Records that describe figures
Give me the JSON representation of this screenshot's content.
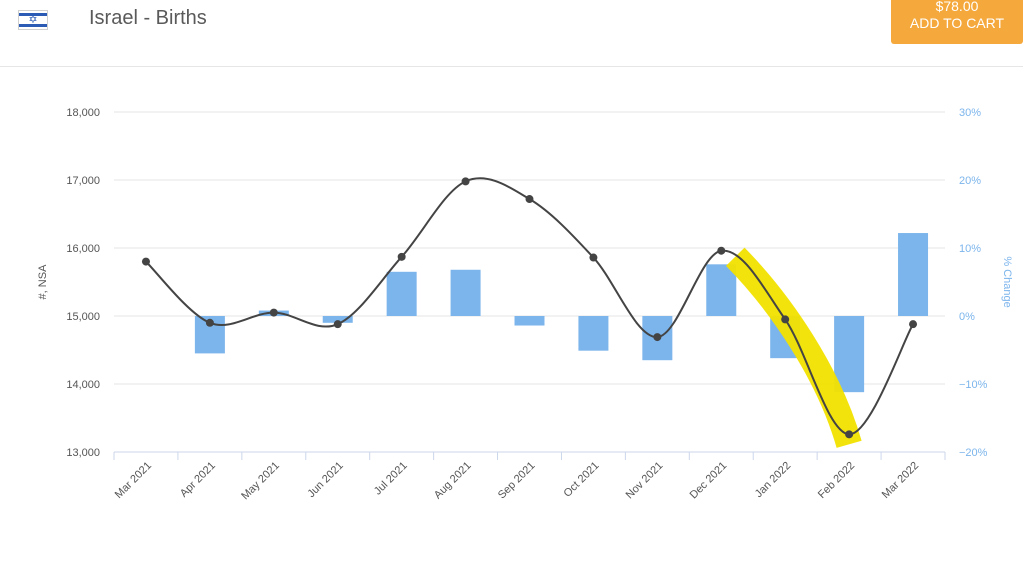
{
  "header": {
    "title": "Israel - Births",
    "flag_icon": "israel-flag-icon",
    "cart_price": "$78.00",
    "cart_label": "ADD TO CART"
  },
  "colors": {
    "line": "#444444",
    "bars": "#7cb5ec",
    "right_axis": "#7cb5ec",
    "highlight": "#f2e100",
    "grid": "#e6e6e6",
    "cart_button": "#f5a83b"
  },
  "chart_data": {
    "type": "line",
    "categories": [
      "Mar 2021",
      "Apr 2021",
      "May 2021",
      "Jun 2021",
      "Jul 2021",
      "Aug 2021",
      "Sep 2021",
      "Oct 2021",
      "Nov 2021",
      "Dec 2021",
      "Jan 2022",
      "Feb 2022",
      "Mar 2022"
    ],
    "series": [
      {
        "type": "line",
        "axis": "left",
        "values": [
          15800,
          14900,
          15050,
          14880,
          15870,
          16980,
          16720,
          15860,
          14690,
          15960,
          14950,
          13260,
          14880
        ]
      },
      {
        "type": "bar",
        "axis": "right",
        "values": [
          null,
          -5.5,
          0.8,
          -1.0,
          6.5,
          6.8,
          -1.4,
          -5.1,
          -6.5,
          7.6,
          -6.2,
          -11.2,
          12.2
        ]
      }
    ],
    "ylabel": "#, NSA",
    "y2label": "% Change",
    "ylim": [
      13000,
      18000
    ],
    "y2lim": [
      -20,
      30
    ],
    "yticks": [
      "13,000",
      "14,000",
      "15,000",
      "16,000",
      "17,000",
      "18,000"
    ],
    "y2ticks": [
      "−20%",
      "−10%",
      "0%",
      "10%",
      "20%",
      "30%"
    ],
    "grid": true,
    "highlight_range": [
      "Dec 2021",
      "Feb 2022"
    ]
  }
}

---

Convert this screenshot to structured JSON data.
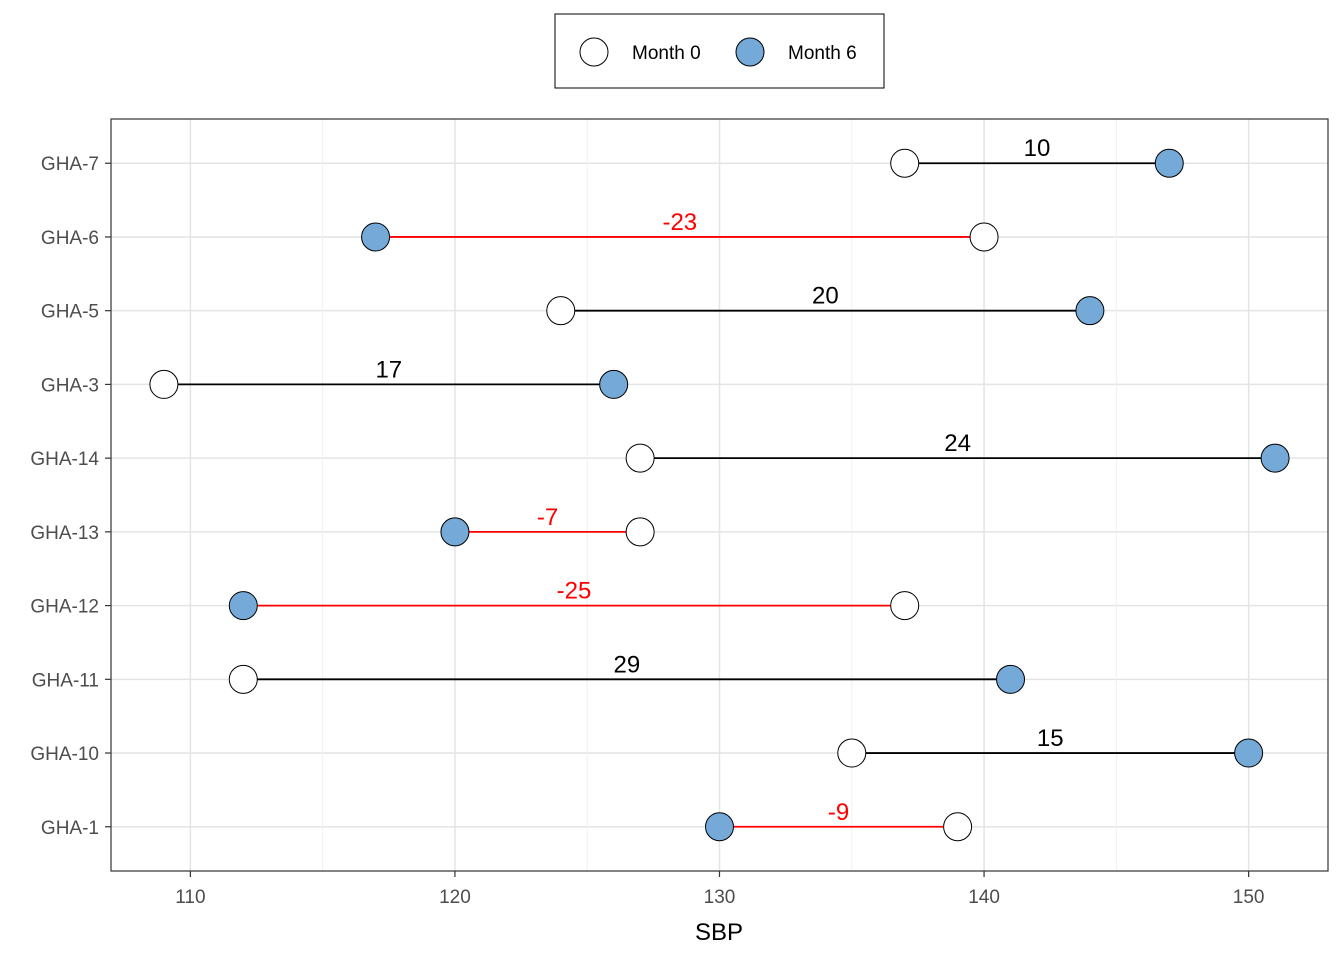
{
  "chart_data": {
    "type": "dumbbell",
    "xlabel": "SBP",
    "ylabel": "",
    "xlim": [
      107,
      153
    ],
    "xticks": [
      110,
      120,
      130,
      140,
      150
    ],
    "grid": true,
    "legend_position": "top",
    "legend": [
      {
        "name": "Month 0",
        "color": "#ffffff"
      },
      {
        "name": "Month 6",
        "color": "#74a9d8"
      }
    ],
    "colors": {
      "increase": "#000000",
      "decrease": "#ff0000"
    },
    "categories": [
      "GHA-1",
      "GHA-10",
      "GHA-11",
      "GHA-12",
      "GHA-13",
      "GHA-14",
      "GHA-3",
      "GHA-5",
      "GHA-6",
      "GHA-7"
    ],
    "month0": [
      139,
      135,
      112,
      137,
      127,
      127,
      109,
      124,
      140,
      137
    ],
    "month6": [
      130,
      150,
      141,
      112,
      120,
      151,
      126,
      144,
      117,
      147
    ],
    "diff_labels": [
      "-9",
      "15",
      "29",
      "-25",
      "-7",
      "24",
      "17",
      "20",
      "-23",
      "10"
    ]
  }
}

REQUIREMENT: Return every line above in which the string "JSON" occurs.

ANSWER BELOW:
Give me the JSON representation of this screenshot's content.
Convert this screenshot to structured JSON data.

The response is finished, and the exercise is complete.